- **Data section**:
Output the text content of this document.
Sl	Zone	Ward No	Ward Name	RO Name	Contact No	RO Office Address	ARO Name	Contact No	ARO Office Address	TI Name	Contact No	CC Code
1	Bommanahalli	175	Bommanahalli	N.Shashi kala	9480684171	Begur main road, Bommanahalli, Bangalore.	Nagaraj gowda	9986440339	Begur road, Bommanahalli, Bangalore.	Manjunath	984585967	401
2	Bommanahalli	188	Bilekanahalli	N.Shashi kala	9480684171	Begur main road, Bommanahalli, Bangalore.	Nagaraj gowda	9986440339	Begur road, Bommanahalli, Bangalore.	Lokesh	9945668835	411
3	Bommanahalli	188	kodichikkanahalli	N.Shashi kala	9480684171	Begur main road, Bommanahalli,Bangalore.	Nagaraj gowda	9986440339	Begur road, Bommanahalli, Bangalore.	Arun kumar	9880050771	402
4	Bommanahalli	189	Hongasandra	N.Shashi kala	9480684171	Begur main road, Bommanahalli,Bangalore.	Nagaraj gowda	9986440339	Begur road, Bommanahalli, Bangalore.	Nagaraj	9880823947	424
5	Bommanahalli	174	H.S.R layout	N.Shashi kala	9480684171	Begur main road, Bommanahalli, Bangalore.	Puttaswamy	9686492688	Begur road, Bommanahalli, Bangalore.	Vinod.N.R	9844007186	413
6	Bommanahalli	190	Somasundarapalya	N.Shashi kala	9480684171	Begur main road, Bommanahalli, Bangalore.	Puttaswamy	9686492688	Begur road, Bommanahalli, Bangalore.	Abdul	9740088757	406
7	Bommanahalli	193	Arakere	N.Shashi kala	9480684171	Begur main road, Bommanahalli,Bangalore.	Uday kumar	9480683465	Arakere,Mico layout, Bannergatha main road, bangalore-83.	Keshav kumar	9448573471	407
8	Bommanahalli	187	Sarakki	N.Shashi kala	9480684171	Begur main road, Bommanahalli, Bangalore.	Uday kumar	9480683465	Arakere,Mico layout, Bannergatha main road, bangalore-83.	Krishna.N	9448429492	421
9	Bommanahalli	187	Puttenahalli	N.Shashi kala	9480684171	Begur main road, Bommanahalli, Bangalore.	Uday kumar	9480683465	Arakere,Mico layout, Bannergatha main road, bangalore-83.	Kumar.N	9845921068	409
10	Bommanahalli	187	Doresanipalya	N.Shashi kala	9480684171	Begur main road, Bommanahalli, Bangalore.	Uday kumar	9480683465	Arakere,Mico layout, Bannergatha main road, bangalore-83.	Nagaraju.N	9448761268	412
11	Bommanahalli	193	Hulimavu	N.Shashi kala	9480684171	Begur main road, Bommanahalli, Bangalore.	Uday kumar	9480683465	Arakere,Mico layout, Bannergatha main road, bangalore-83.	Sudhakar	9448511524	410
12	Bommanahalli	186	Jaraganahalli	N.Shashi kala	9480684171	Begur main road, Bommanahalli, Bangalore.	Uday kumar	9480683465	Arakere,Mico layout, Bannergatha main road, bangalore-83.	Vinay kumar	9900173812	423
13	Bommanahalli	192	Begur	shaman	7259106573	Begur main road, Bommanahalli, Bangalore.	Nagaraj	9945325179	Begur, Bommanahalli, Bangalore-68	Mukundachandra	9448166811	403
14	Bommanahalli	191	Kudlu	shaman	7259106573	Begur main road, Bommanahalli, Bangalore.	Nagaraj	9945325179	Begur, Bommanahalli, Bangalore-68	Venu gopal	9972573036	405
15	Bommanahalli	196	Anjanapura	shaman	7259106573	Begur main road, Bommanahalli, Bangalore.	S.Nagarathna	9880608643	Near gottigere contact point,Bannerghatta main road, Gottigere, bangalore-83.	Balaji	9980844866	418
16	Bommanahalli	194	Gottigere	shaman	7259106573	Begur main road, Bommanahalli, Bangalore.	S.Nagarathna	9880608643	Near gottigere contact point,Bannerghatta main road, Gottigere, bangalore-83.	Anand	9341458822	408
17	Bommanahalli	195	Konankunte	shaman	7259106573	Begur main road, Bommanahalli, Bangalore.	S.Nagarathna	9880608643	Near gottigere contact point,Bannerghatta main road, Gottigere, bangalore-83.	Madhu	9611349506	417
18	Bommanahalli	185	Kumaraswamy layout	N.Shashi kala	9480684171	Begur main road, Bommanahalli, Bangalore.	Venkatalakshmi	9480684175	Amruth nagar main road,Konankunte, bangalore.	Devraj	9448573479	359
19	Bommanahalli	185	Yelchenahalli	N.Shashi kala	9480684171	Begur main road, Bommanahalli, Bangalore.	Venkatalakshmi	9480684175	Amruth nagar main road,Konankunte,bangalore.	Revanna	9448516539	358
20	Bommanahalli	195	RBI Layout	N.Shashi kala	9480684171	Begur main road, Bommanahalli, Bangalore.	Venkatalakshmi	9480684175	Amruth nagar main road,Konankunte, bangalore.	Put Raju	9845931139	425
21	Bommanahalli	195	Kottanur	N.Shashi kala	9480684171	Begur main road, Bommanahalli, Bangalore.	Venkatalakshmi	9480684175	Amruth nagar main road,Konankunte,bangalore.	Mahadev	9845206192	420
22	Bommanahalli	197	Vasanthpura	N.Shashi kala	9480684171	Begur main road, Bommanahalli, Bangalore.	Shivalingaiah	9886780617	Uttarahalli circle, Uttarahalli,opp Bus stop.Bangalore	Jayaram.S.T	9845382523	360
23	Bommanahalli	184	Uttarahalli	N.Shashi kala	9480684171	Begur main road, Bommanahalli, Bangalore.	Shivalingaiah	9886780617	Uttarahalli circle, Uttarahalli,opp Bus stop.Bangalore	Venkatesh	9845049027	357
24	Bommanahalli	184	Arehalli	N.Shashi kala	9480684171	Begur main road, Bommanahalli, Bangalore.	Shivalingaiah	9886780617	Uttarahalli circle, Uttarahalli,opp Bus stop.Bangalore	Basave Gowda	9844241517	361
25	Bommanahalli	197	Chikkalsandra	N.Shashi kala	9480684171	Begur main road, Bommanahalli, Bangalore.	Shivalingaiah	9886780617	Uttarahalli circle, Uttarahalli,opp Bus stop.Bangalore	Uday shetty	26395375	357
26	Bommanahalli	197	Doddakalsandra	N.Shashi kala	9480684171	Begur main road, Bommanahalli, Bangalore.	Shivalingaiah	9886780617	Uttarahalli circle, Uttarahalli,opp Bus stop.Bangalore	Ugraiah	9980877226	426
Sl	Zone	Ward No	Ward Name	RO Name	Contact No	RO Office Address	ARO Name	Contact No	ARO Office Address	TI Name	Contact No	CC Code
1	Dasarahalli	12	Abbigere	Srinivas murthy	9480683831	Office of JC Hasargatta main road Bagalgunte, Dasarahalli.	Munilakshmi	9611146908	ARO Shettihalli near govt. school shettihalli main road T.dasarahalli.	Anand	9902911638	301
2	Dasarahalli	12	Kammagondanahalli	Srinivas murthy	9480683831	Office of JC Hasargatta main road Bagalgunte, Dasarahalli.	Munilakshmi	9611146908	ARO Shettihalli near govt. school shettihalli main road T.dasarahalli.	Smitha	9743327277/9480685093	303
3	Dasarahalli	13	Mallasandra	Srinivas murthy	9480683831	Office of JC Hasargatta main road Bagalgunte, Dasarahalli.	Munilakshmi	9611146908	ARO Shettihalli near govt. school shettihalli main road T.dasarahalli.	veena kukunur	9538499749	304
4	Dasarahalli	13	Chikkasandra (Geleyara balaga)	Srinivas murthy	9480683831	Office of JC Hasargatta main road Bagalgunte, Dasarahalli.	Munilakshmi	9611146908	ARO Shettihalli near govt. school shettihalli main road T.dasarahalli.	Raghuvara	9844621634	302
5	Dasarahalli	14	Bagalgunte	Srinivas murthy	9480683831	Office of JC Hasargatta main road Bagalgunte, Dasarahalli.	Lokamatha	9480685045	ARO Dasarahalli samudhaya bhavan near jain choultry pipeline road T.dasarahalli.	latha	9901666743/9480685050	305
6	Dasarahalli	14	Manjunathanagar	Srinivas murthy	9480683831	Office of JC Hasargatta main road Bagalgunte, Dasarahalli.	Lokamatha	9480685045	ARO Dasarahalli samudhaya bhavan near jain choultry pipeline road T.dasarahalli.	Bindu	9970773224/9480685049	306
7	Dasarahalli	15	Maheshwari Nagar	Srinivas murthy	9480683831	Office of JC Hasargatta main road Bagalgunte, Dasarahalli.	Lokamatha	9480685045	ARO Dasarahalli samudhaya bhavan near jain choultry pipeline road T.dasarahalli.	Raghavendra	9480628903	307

- **Short problem**: Tally the lines holding the string "Puttaswamy" and give only the count.

- **Correct response**: 2